#### [WRITTEN EXERCISE]
Retype the records below word for word and omit any image.

════════════════════

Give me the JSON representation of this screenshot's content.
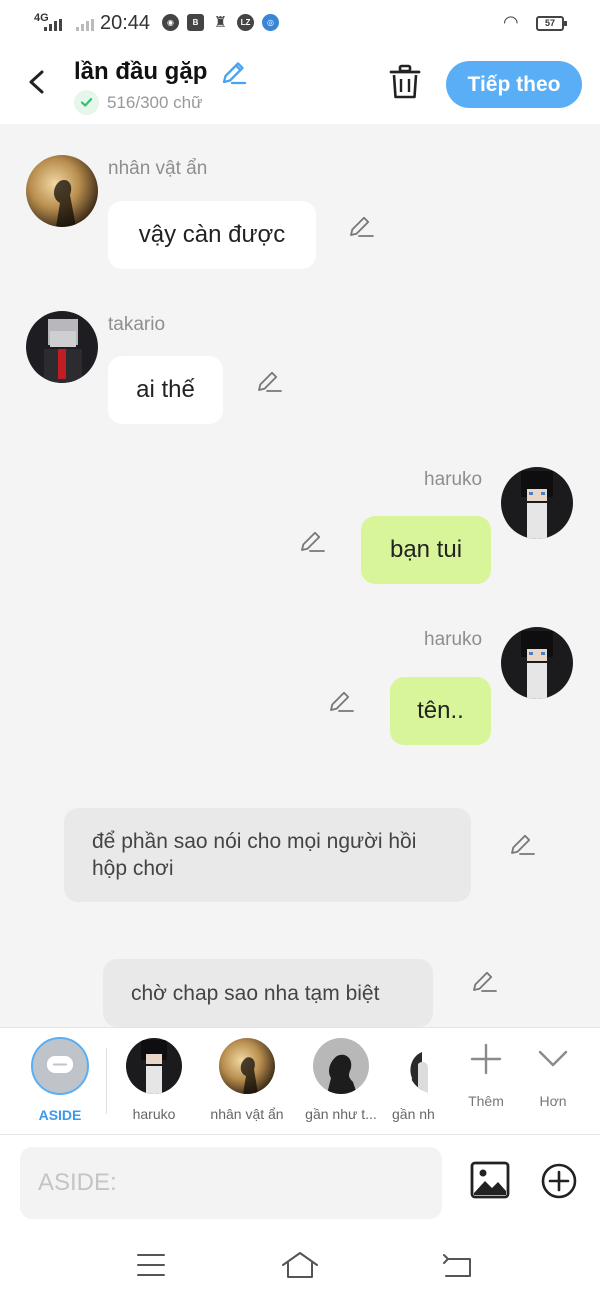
{
  "status_bar": {
    "network": "4G",
    "time": "20:44",
    "notification_icons": [
      "globe-icon",
      "bao-moi-icon",
      "statue-icon",
      "laz-icon",
      "radio-icon"
    ],
    "battery": "57"
  },
  "header": {
    "title": "lần đầu gặp",
    "word_count": "516/300 chữ",
    "next_label": "Tiếp theo"
  },
  "messages": [
    {
      "speaker": "nhân vật ẩn",
      "text": "vậy càn được",
      "side": "left"
    },
    {
      "speaker": "takario",
      "text": "ai thế",
      "side": "left"
    },
    {
      "speaker": "haruko",
      "text": "bạn tui",
      "side": "right"
    },
    {
      "speaker": "haruko",
      "text": "tên..",
      "side": "right"
    },
    {
      "speaker": "",
      "text": "để phần sao nói cho mọi người hồi hộp chơi",
      "side": "aside"
    },
    {
      "speaker": "",
      "text": "chờ chap sao nha tạm biệt",
      "side": "aside"
    }
  ],
  "characters": {
    "aside_label": "ASIDE",
    "items": [
      {
        "label": "haruko"
      },
      {
        "label": "nhân vật ẩn"
      },
      {
        "label": "gần như t..."
      },
      {
        "label": "gần nh"
      }
    ],
    "add_label": "Thêm",
    "more_label": "Hơn"
  },
  "composer": {
    "placeholder": "ASIDE:",
    "value": ""
  },
  "colors": {
    "accent": "#5aaef5",
    "own_bubble": "#d9f59a",
    "other_bubble": "#ffffff",
    "aside_bubble": "#e9e9e9",
    "check_green": "#2ec26a"
  }
}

════════════════════

#### [SOLUTION TO THE PROBLEM]
Give me the JSON representation of this screenshot's content.
{
  "status_bar": {
    "network": "4G",
    "time": "20:44",
    "notification_icons": [
      "globe-icon",
      "bao-moi-icon",
      "statue-icon",
      "laz-icon",
      "radio-icon"
    ],
    "battery": "57"
  },
  "header": {
    "title": "lần đầu gặp",
    "word_count": "516/300 chữ",
    "next_label": "Tiếp theo"
  },
  "messages": [
    {
      "speaker": "nhân vật ẩn",
      "text": "vậy càn được",
      "side": "left"
    },
    {
      "speaker": "takario",
      "text": "ai thế",
      "side": "left"
    },
    {
      "speaker": "haruko",
      "text": "bạn tui",
      "side": "right"
    },
    {
      "speaker": "haruko",
      "text": "tên..",
      "side": "right"
    },
    {
      "speaker": "",
      "text": "để phần sao nói cho mọi người hồi hộp chơi",
      "side": "aside"
    },
    {
      "speaker": "",
      "text": "chờ chap sao nha tạm biệt",
      "side": "aside"
    }
  ],
  "characters": {
    "aside_label": "ASIDE",
    "items": [
      {
        "label": "haruko"
      },
      {
        "label": "nhân vật ẩn"
      },
      {
        "label": "gần như t..."
      },
      {
        "label": "gần nh"
      }
    ],
    "add_label": "Thêm",
    "more_label": "Hơn"
  },
  "composer": {
    "placeholder": "ASIDE:",
    "value": ""
  },
  "colors": {
    "accent": "#5aaef5",
    "own_bubble": "#d9f59a",
    "other_bubble": "#ffffff",
    "aside_bubble": "#e9e9e9",
    "check_green": "#2ec26a"
  }
}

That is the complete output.